(STATED PROBLEM): Repeat each entry in full, exactly.

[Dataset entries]
* * * * * * *

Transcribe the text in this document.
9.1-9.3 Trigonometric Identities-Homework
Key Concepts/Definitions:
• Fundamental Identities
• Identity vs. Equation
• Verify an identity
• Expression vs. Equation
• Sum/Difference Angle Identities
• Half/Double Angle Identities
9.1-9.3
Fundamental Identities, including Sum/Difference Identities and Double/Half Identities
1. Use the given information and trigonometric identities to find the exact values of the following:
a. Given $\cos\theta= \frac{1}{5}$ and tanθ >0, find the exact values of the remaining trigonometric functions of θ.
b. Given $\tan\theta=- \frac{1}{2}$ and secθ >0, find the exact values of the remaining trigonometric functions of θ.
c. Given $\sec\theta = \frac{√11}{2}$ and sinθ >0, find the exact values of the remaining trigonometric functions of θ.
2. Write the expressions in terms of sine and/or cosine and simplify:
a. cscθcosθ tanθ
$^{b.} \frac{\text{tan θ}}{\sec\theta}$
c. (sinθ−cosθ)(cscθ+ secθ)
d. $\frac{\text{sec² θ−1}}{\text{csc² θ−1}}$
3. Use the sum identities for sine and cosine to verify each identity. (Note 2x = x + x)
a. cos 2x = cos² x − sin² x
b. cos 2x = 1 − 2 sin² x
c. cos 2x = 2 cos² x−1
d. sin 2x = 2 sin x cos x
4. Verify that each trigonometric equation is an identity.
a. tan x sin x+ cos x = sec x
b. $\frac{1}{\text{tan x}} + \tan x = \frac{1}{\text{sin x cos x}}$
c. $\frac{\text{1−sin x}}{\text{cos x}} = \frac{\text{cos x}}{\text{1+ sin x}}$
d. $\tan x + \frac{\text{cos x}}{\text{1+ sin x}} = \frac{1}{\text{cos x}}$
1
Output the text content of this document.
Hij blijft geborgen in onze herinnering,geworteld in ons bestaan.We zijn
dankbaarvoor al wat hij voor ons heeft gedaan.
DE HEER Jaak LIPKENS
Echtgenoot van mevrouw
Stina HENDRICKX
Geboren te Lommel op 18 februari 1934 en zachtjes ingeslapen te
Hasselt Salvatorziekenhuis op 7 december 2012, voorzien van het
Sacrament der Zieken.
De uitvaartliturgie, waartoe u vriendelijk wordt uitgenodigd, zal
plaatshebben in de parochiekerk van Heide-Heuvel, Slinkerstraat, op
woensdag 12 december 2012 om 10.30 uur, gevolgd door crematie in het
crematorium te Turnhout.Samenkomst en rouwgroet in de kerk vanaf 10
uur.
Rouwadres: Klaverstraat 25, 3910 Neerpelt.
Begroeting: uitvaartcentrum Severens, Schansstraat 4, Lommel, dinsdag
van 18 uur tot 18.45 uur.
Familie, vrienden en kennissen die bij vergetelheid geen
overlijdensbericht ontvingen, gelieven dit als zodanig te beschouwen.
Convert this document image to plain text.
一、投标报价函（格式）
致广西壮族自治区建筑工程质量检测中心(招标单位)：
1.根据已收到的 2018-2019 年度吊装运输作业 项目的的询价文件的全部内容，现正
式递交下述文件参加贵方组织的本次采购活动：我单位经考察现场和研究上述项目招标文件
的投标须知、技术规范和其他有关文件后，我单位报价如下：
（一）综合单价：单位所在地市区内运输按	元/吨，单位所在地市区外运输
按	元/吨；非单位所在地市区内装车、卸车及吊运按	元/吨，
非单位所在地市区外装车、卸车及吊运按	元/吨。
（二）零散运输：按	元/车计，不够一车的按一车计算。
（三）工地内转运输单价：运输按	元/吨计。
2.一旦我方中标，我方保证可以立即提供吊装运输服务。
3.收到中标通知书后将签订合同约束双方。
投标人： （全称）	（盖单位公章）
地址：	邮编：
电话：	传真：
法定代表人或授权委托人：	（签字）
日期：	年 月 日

* * * * * * *

(RESULT OF THE EXERCISE):
Transcribe the text in this document.
9.1-9.3 Trigonometric Identities-Homework
Key Concepts/Definitions:
• Fundamental Identities
• Identity vs. Equation
• Verify an identity
• Expression vs. Equation
• Sum/Difference Angle Identities
• Half/Double Angle Identities
9.1-9.3
Fundamental Identities, including Sum/Difference Identities and Double/Half Identities
1. Use the given information and trigonometric identities to find the exact values of the following:
a. Given $\cos\theta= \frac{1}{5}$ and tanθ >0, find the exact values of the remaining trigonometric functions of θ.
b. Given $\tan\theta=- \frac{1}{2}$ and secθ >0, find the exact values of the remaining trigonometric functions of θ.
c. Given $\sec\theta = \frac{√11}{2}$ and sinθ >0, find the exact values of the remaining trigonometric functions of θ.
2. Write the expressions in terms of sine and/or cosine and simplify:
a. cscθcosθ tanθ
$^{b.} \frac{\text{tan θ}}{\sec\theta}$
c. (sinθ−cosθ)(cscθ+ secθ)
d. $\frac{\text{sec² θ−1}}{\text{csc² θ−1}}$
3. Use the sum identities for sine and cosine to verify each identity. (Note 2x = x + x)
a. cos 2x = cos² x − sin² x
b. cos 2x = 1 − 2 sin² x
c. cos 2x = 2 cos² x−1
d. sin 2x = 2 sin x cos x
4. Verify that each trigonometric equation is an identity.
a. tan x sin x+ cos x = sec x
b. $\frac{1}{\text{tan x}} + \tan x = \frac{1}{\text{sin x cos x}}$
c. $\frac{\text{1−sin x}}{\text{cos x}} = \frac{\text{cos x}}{\text{1+ sin x}}$
d. $\tan x + \frac{\text{cos x}}{\text{1+ sin x}} = \frac{1}{\text{cos x}}$
1
Output the text content of this document.
Hij blijft geborgen in onze herinnering,geworteld in ons bestaan.We zijn
dankbaarvoor al wat hij voor ons heeft gedaan.
DE HEER Jaak LIPKENS
Echtgenoot van mevrouw
Stina HENDRICKX
Geboren te Lommel op 18 februari 1934 en zachtjes ingeslapen te
Hasselt Salvatorziekenhuis op 7 december 2012, voorzien van het
Sacrament der Zieken.
De uitvaartliturgie, waartoe u vriendelijk wordt uitgenodigd, zal
plaatshebben in de parochiekerk van Heide-Heuvel, Slinkerstraat, op
woensdag 12 december 2012 om 10.30 uur, gevolgd door crematie in het
crematorium te Turnhout.Samenkomst en rouwgroet in de kerk vanaf 10
uur.
Rouwadres: Klaverstraat 25, 3910 Neerpelt.
Begroeting: uitvaartcentrum Severens, Schansstraat 4, Lommel, dinsdag
van 18 uur tot 18.45 uur.
Familie, vrienden en kennissen die bij vergetelheid geen
overlijdensbericht ontvingen, gelieven dit als zodanig te beschouwen.
Convert this document image to plain text.
一、投标报价函（格式）
致广西壮族自治区建筑工程质量检测中心(招标单位)：
1.根据已收到的 2018-2019 年度吊装运输作业 项目的的询价文件的全部内容，现正
式递交下述文件参加贵方组织的本次采购活动：我单位经考察现场和研究上述项目招标文件
的投标须知、技术规范和其他有关文件后，我单位报价如下：
（一）综合单价：单位所在地市区内运输按	元/吨，单位所在地市区外运输
按	元/吨；非单位所在地市区内装车、卸车及吊运按	元/吨，
非单位所在地市区外装车、卸车及吊运按	元/吨。
（二）零散运输：按	元/车计，不够一车的按一车计算。
（三）工地内转运输单价：运输按	元/吨计。
2.一旦我方中标，我方保证可以立即提供吊装运输服务。
3.收到中标通知书后将签订合同约束双方。
投标人： （全称）	（盖单位公章）
地址：	邮编：
电话：	传真：
法定代表人或授权委托人：	（签字）
日期：	年 月 日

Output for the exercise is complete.